> _To do_
Transcribe the material exactly. Images do not belong in the copy.

Extracted data entries
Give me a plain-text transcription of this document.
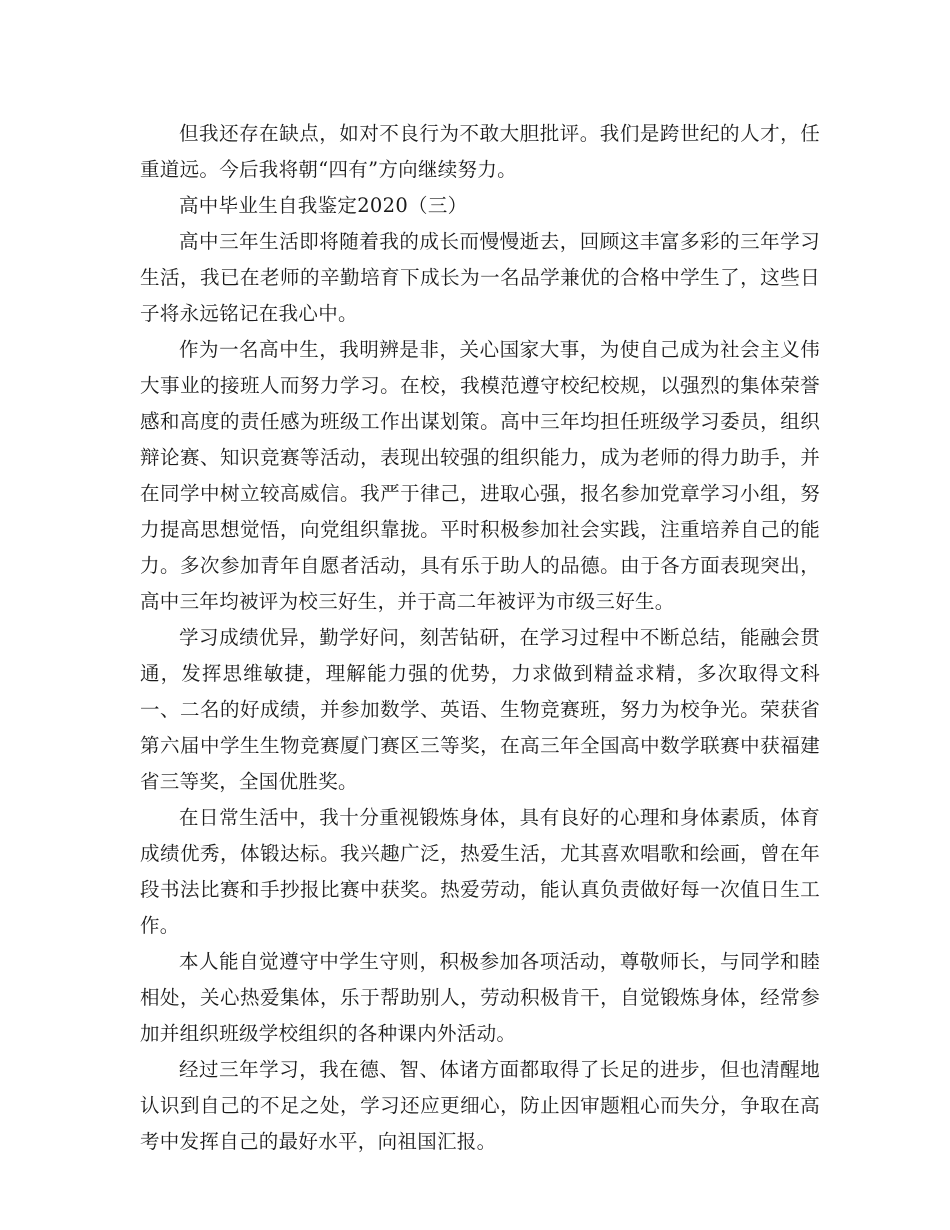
但我还存在缺点，如对不良行为不敢大胆批评。我们是跨世纪的人才，任重道远。今后我将朝“四有”方向继续努力。

高中毕业生自我鉴定2020（三）

高中三年生活即将随着我的成长而慢慢逝去，回顾这丰富多彩的三年学习生活，我已在老师的辛勤培育下成长为一名品学兼优的合格中学生了，这些日子将永远铭记在我心中。

作为一名高中生，我明辨是非，关心国家大事，为使自己成为社会主义伟大事业的接班人而努力学习。在校，我模范遵守校纪校规，以强烈的集体荣誉感和高度的责任感为班级工作出谋划策。高中三年均担任班级学习委员，组织辩论赛、知识竞赛等活动，表现出较强的组织能力，成为老师的得力助手，并在同学中树立较高威信。我严于律己，进取心强，报名参加党章学习小组，努力提高思想觉悟，向党组织靠拢。平时积极参加社会实践，注重培养自己的能力。多次参加青年自愿者活动，具有乐于助人的品德。由于各方面表现突出，高中三年均被评为校三好生，并于高二年被评为市级三好生。

学习成绩优异，勤学好问，刻苦钻研，在学习过程中不断总结，能融会贯通，发挥思维敏捷，理解能力强的优势，力求做到精益求精，多次取得文科一、二名的好成绩，并参加数学、英语、生物竞赛班，努力为校争光。荣获省第六届中学生生物竞赛厦门赛区三等奖，在高三年全国高中数学联赛中获福建省三等奖，全国优胜奖。

在日常生活中，我十分重视锻炼身体，具有良好的心理和身体素质，体育成绩优秀，体锻达标。我兴趣广泛，热爱生活，尤其喜欢唱歌和绘画，曾在年段书法比赛和手抄报比赛中获奖。热爱劳动，能认真负责做好每一次值日生工作。

本人能自觉遵守中学生守则，积极参加各项活动，尊敬师长，与同学和睦相处，关心热爱集体，乐于帮助别人，劳动积极肯干，自觉锻炼身体，经常参加并组织班级学校组织的各种课内外活动。

经过三年学习，我在德、智、体诸方面都取得了长足的进步，但也清醒地认识到自己的不足之处，学习还应更细心，防止因审题粗心而失分，争取在高考中发挥自己的最好水平，向祖国汇报。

> _Written solution_
Give me a plain-text transcription of this document.
但我还存在缺点，如对不良行为不敢大胆批评。我们是跨世纪的人才，任重道远。今后我将朝“四有”方向继续努力。

高中毕业生自我鉴定2020（三）

高中三年生活即将随着我的成长而慢慢逝去，回顾这丰富多彩的三年学习生活，我已在老师的辛勤培育下成长为一名品学兼优的合格中学生了，这些日子将永远铭记在我心中。

作为一名高中生，我明辨是非，关心国家大事，为使自己成为社会主义伟大事业的接班人而努力学习。在校，我模范遵守校纪校规，以强烈的集体荣誉感和高度的责任感为班级工作出谋划策。高中三年均担任班级学习委员，组织辩论赛、知识竞赛等活动，表现出较强的组织能力，成为老师的得力助手，并在同学中树立较高威信。我严于律己，进取心强，报名参加党章学习小组，努力提高思想觉悟，向党组织靠拢。平时积极参加社会实践，注重培养自己的能力。多次参加青年自愿者活动，具有乐于助人的品德。由于各方面表现突出，高中三年均被评为校三好生，并于高二年被评为市级三好生。

学习成绩优异，勤学好问，刻苦钻研，在学习过程中不断总结，能融会贯通，发挥思维敏捷，理解能力强的优势，力求做到精益求精，多次取得文科一、二名的好成绩，并参加数学、英语、生物竞赛班，努力为校争光。荣获省第六届中学生生物竞赛厦门赛区三等奖，在高三年全国高中数学联赛中获福建省三等奖，全国优胜奖。

在日常生活中，我十分重视锻炼身体，具有良好的心理和身体素质，体育成绩优秀，体锻达标。我兴趣广泛，热爱生活，尤其喜欢唱歌和绘画，曾在年段书法比赛和手抄报比赛中获奖。热爱劳动，能认真负责做好每一次值日生工作。

本人能自觉遵守中学生守则，积极参加各项活动，尊敬师长，与同学和睦相处，关心热爱集体，乐于帮助别人，劳动积极肯干，自觉锻炼身体，经常参加并组织班级学校组织的各种课内外活动。

经过三年学习，我在德、智、体诸方面都取得了长足的进步，但也清醒地认识到自己的不足之处，学习还应更细心，防止因审题粗心而失分，争取在高考中发挥自己的最好水平，向祖国汇报。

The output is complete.